Supplied passage
....

Ms. Maisamoa’s family house was among those destroyed. Progress on rebuilding it was hampered because hardware supplies were scarce as a result of high demand after the disaster. Ms. Maisamoa, 38, is a farmer, market vendor and President of the Rakiraki Market Vendors Association. She sells fish, cooked food, root crops and fruit, and has been selling at Rakiraki Market for 11 years. She lives with her husband and six children.

Farmer Litia Timai, with her son Waisake Raelala, 3, received agricultural supplies and information booklets as part of UN Women’s response to Tropical Cyclone Winston. Photo: UN Women/Lauretta Ah Sam

The original building at Rakiraki Market had stood for about four decades until the cyclone. The central produce hall used by the vegetable vendors and the newly-built accommodation centre for female vendors were both destroyed. With funding from the Government of Australia, UN Women erected tents and supplied tables and chairs so the vendors could return to Rakiraki and nine other Fiji markets that were the most affected. Work to rebuild Rakiraki Market will be completed in 12 months, an initiative supported by the Government of Australia through UN Women’s Markets for Change project.

In the aftermath of the cyclone, vendors and the farmers who supply them rolled up their sleeves and carried on. Homes were rebuilt, crops replanted and farmers worked together to restock agricultural produce and breathe life back into Rakiraki Market stalls. Again with funding from the Government of Australia, UN Women helped by distributing vegetable seeds, fertilizer, insecticide and basic farming tools in collaboration with the Fiji Government. This benefited over 1,580 of the worst-affected vendor- farmers across the country.

....

Exercise directions
In the Rakiraki Market passage, how long had the original market building stood before the cyclone? The entries that follow are separate material and are not part of the Rakiraki Market passage.

....

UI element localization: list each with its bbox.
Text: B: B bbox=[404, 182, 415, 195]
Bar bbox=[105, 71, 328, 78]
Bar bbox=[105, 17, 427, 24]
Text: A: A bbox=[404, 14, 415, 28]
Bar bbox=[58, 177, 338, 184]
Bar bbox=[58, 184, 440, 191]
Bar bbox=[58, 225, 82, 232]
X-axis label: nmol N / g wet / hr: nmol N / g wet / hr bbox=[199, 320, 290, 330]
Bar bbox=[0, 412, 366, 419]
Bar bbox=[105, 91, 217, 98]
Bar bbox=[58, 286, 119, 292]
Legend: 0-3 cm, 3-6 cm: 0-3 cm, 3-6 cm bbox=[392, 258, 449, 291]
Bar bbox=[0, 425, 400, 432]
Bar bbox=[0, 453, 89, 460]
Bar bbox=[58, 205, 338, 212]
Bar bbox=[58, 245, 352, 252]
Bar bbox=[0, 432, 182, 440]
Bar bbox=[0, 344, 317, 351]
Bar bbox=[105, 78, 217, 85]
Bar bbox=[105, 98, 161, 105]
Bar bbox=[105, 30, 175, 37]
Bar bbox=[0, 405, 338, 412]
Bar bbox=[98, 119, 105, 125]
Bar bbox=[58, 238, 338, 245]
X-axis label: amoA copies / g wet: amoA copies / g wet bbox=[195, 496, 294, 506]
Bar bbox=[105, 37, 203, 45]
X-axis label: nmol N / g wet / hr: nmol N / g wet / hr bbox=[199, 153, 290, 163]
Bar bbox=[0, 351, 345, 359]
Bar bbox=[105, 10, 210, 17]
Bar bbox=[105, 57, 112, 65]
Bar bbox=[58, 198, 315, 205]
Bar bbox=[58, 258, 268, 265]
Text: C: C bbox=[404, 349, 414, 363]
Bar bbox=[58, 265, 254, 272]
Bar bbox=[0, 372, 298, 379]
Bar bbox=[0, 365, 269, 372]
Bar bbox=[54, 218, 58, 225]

....

Result of the exercise
About four decades.